_Task objective_
Pictures in the records should not be copied, but every other part must be repeated exactly.

^^^^^^^^

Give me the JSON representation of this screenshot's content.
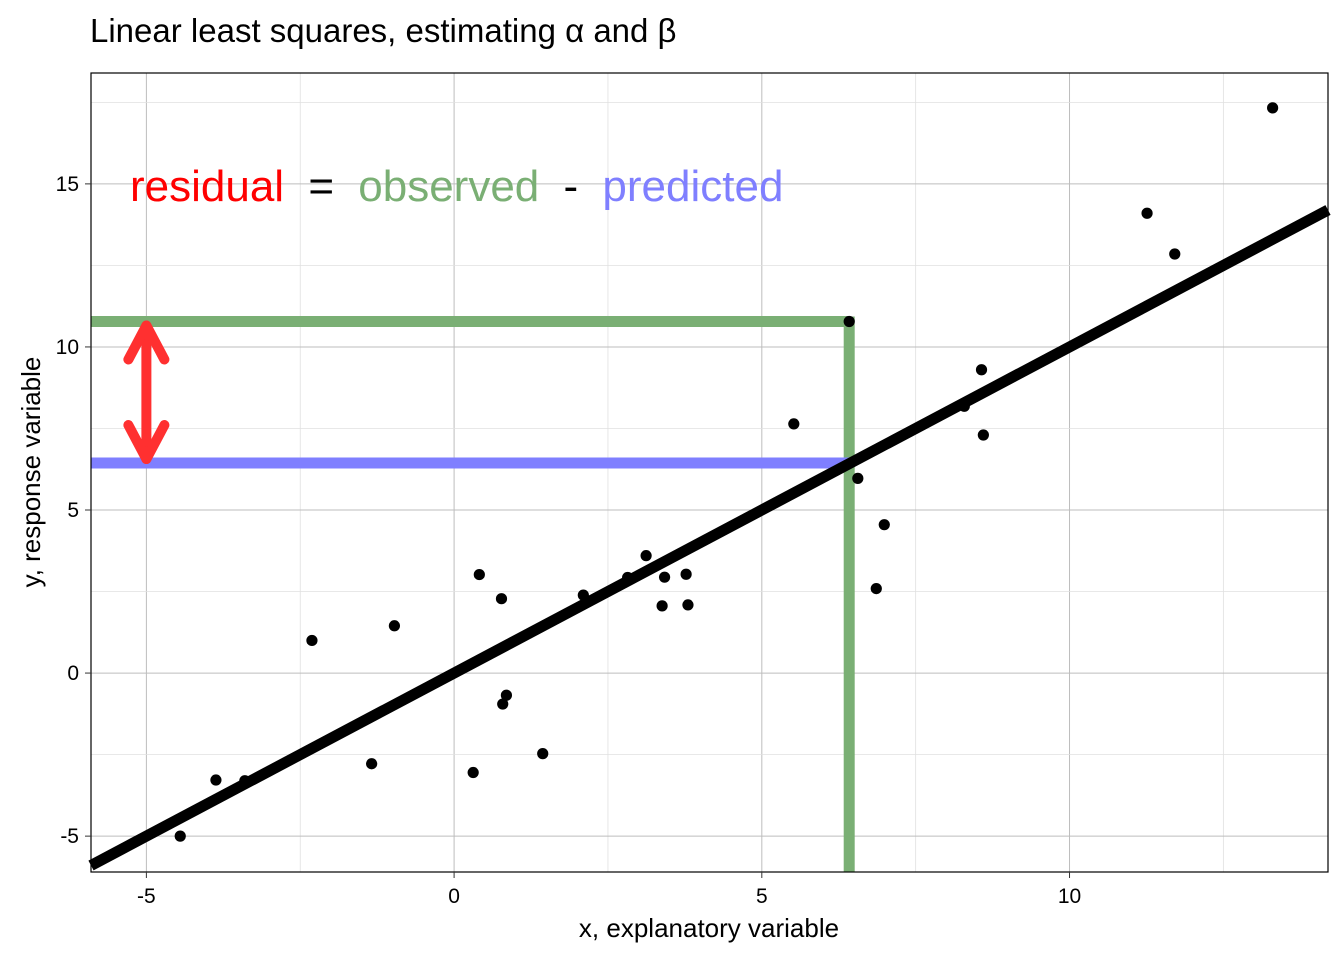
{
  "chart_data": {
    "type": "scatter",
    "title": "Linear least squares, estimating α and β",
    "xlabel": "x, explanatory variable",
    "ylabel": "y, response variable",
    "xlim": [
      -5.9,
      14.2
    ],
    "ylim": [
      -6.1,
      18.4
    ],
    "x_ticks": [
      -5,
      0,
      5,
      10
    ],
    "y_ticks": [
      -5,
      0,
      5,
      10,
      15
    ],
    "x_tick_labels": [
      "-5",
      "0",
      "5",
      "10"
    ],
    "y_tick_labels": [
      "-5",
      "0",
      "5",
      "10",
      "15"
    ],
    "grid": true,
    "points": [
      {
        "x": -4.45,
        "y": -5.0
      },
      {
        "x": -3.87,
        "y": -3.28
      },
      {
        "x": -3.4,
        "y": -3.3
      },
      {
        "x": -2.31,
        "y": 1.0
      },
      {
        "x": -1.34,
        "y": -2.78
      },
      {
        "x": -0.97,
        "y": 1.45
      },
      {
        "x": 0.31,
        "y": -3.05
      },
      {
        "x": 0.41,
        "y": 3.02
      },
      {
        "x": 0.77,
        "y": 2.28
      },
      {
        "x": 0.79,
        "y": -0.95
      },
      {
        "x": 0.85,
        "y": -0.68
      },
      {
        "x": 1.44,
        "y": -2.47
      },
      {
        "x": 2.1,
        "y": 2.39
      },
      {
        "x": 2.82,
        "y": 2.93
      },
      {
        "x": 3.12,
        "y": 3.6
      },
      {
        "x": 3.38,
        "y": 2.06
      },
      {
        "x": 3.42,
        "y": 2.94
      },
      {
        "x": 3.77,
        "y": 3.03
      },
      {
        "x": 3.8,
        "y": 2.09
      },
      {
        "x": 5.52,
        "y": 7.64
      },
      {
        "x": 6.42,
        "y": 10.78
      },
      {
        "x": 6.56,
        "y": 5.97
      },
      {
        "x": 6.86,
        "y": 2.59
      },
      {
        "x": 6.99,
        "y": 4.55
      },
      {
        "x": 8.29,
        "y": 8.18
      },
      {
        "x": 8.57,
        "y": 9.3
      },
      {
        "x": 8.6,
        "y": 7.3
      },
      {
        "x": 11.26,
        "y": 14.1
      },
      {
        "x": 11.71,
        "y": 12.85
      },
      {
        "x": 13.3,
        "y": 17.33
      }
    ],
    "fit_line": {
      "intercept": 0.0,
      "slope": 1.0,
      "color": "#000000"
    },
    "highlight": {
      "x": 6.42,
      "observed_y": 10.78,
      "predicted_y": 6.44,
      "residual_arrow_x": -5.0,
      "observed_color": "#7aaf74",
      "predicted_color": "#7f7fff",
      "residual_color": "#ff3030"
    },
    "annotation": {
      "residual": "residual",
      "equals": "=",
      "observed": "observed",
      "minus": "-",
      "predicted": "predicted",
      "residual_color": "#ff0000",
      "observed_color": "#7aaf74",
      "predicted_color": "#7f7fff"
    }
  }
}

^^^^^^^^

_Answer for this exercise_
Give me the JSON representation of this screenshot's content.
{
  "chart_data": {
    "type": "scatter",
    "title": "Linear least squares, estimating α and β",
    "xlabel": "x, explanatory variable",
    "ylabel": "y, response variable",
    "xlim": [
      -5.9,
      14.2
    ],
    "ylim": [
      -6.1,
      18.4
    ],
    "x_ticks": [
      -5,
      0,
      5,
      10
    ],
    "y_ticks": [
      -5,
      0,
      5,
      10,
      15
    ],
    "x_tick_labels": [
      "-5",
      "0",
      "5",
      "10"
    ],
    "y_tick_labels": [
      "-5",
      "0",
      "5",
      "10",
      "15"
    ],
    "grid": true,
    "points": [
      {
        "x": -4.45,
        "y": -5.0
      },
      {
        "x": -3.87,
        "y": -3.28
      },
      {
        "x": -3.4,
        "y": -3.3
      },
      {
        "x": -2.31,
        "y": 1.0
      },
      {
        "x": -1.34,
        "y": -2.78
      },
      {
        "x": -0.97,
        "y": 1.45
      },
      {
        "x": 0.31,
        "y": -3.05
      },
      {
        "x": 0.41,
        "y": 3.02
      },
      {
        "x": 0.77,
        "y": 2.28
      },
      {
        "x": 0.79,
        "y": -0.95
      },
      {
        "x": 0.85,
        "y": -0.68
      },
      {
        "x": 1.44,
        "y": -2.47
      },
      {
        "x": 2.1,
        "y": 2.39
      },
      {
        "x": 2.82,
        "y": 2.93
      },
      {
        "x": 3.12,
        "y": 3.6
      },
      {
        "x": 3.38,
        "y": 2.06
      },
      {
        "x": 3.42,
        "y": 2.94
      },
      {
        "x": 3.77,
        "y": 3.03
      },
      {
        "x": 3.8,
        "y": 2.09
      },
      {
        "x": 5.52,
        "y": 7.64
      },
      {
        "x": 6.42,
        "y": 10.78
      },
      {
        "x": 6.56,
        "y": 5.97
      },
      {
        "x": 6.86,
        "y": 2.59
      },
      {
        "x": 6.99,
        "y": 4.55
      },
      {
        "x": 8.29,
        "y": 8.18
      },
      {
        "x": 8.57,
        "y": 9.3
      },
      {
        "x": 8.6,
        "y": 7.3
      },
      {
        "x": 11.26,
        "y": 14.1
      },
      {
        "x": 11.71,
        "y": 12.85
      },
      {
        "x": 13.3,
        "y": 17.33
      }
    ],
    "fit_line": {
      "intercept": 0.0,
      "slope": 1.0,
      "color": "#000000"
    },
    "highlight": {
      "x": 6.42,
      "observed_y": 10.78,
      "predicted_y": 6.44,
      "residual_arrow_x": -5.0,
      "observed_color": "#7aaf74",
      "predicted_color": "#7f7fff",
      "residual_color": "#ff3030"
    },
    "annotation": {
      "residual": "residual",
      "equals": "=",
      "observed": "observed",
      "minus": "-",
      "predicted": "predicted",
      "residual_color": "#ff0000",
      "observed_color": "#7aaf74",
      "predicted_color": "#7f7fff"
    }
  }
}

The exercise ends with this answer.